• _Data records_:
###

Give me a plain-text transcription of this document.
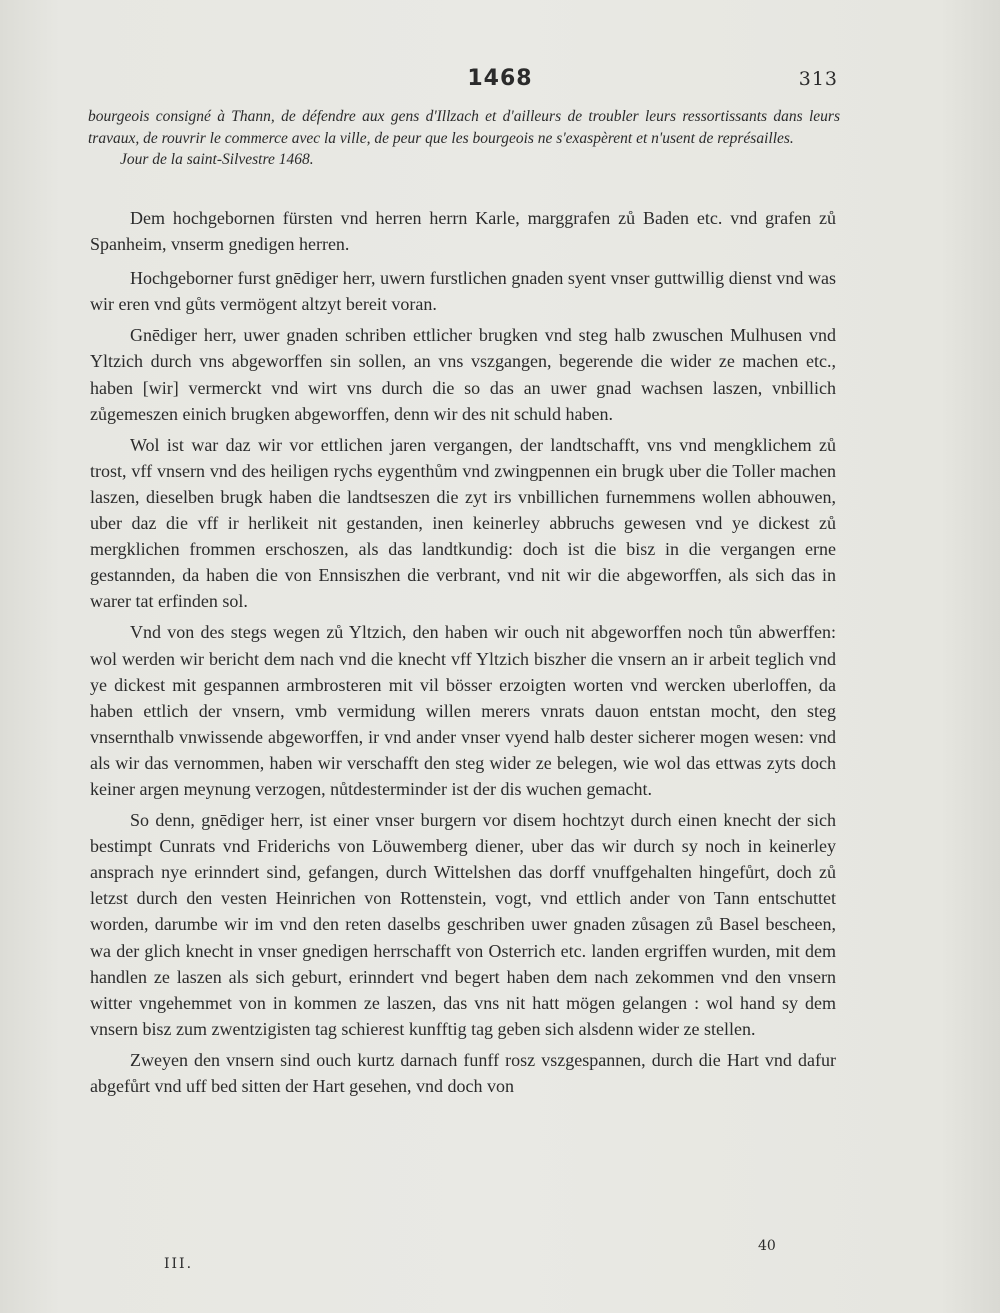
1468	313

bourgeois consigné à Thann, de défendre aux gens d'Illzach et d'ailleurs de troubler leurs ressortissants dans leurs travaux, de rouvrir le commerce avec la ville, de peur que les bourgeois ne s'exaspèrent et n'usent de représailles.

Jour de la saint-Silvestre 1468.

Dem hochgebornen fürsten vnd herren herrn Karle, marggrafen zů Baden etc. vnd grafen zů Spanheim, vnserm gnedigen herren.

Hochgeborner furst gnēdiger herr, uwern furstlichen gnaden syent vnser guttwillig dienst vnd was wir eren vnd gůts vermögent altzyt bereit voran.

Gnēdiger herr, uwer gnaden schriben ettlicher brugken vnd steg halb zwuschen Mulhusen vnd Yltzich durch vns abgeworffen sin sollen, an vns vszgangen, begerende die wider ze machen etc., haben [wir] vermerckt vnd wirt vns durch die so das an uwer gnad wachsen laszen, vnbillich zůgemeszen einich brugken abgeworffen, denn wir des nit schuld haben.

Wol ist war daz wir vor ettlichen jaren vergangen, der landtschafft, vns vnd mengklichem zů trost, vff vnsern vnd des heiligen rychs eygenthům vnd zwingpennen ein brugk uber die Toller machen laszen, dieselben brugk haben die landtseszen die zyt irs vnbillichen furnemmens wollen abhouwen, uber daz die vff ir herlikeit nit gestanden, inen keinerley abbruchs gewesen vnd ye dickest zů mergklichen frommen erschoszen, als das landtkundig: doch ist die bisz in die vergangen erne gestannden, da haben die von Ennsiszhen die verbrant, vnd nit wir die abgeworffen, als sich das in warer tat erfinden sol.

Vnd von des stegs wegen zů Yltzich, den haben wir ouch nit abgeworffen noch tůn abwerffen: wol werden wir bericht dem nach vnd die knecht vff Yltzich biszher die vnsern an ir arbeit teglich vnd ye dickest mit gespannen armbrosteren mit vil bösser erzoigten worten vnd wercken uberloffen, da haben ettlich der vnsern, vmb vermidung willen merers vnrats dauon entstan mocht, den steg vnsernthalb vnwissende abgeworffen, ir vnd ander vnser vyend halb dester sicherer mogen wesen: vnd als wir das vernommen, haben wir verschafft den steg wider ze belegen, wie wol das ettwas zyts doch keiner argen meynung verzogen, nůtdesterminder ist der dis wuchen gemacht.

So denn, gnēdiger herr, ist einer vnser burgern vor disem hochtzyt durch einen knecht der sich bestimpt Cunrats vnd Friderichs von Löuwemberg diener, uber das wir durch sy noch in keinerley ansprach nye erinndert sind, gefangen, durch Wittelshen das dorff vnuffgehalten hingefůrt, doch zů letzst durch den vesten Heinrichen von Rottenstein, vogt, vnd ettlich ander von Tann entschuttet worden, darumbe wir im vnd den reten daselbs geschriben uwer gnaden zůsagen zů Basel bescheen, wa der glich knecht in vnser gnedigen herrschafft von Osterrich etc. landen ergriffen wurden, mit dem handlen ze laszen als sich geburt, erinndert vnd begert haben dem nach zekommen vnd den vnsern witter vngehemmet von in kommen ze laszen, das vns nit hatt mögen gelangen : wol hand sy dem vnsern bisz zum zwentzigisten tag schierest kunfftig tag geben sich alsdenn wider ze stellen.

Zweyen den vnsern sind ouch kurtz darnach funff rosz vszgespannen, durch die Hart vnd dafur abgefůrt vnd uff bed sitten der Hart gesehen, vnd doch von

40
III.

###

• _THE REQUEST_: Return the whole listing, word for word, and leave out every picture.

• _SOLUTION TO THE EXERCISE_:
Give me a plain-text transcription of this document.
1468	313

bourgeois consigné à Thann, de défendre aux gens d'Illzach et d'ailleurs de troubler leurs ressortissants dans leurs travaux, de rouvrir le commerce avec la ville, de peur que les bourgeois ne s'exaspèrent et n'usent de représailles.

Jour de la saint-Silvestre 1468.

Dem hochgebornen fürsten vnd herren herrn Karle, marggrafen zů Baden etc. vnd grafen zů Spanheim, vnserm gnedigen herren.

Hochgeborner furst gnēdiger herr, uwern furstlichen gnaden syent vnser guttwillig dienst vnd was wir eren vnd gůts vermögent altzyt bereit voran.

Gnēdiger herr, uwer gnaden schriben ettlicher brugken vnd steg halb zwuschen Mulhusen vnd Yltzich durch vns abgeworffen sin sollen, an vns vszgangen, begerende die wider ze machen etc., haben [wir] vermerckt vnd wirt vns durch die so das an uwer gnad wachsen laszen, vnbillich zůgemeszen einich brugken abgeworffen, denn wir des nit schuld haben.

Wol ist war daz wir vor ettlichen jaren vergangen, der landtschafft, vns vnd mengklichem zů trost, vff vnsern vnd des heiligen rychs eygenthům vnd zwingpennen ein brugk uber die Toller machen laszen, dieselben brugk haben die landtseszen die zyt irs vnbillichen furnemmens wollen abhouwen, uber daz die vff ir herlikeit nit gestanden, inen keinerley abbruchs gewesen vnd ye dickest zů mergklichen frommen erschoszen, als das landtkundig: doch ist die bisz in die vergangen erne gestannden, da haben die von Ennsiszhen die verbrant, vnd nit wir die abgeworffen, als sich das in warer tat erfinden sol.

Vnd von des stegs wegen zů Yltzich, den haben wir ouch nit abgeworffen noch tůn abwerffen: wol werden wir bericht dem nach vnd die knecht vff Yltzich biszher die vnsern an ir arbeit teglich vnd ye dickest mit gespannen armbrosteren mit vil bösser erzoigten worten vnd wercken uberloffen, da haben ettlich der vnsern, vmb vermidung willen merers vnrats dauon entstan mocht, den steg vnsernthalb vnwissende abgeworffen, ir vnd ander vnser vyend halb dester sicherer mogen wesen: vnd als wir das vernommen, haben wir verschafft den steg wider ze belegen, wie wol das ettwas zyts doch keiner argen meynung verzogen, nůtdesterminder ist der dis wuchen gemacht.

So denn, gnēdiger herr, ist einer vnser burgern vor disem hochtzyt durch einen knecht der sich bestimpt Cunrats vnd Friderichs von Löuwemberg diener, uber das wir durch sy noch in keinerley ansprach nye erinndert sind, gefangen, durch Wittelshen das dorff vnuffgehalten hingefůrt, doch zů letzst durch den vesten Heinrichen von Rottenstein, vogt, vnd ettlich ander von Tann entschuttet worden, darumbe wir im vnd den reten daselbs geschriben uwer gnaden zůsagen zů Basel bescheen, wa der glich knecht in vnser gnedigen herrschafft von Osterrich etc. landen ergriffen wurden, mit dem handlen ze laszen als sich geburt, erinndert vnd begert haben dem nach zekommen vnd den vnsern witter vngehemmet von in kommen ze laszen, das vns nit hatt mögen gelangen : wol hand sy dem vnsern bisz zum zwentzigisten tag schierest kunfftig tag geben sich alsdenn wider ze stellen.

Zweyen den vnsern sind ouch kurtz darnach funff rosz vszgespannen, durch die Hart vnd dafur abgefůrt vnd uff bed sitten der Hart gesehen, vnd doch von

40
III.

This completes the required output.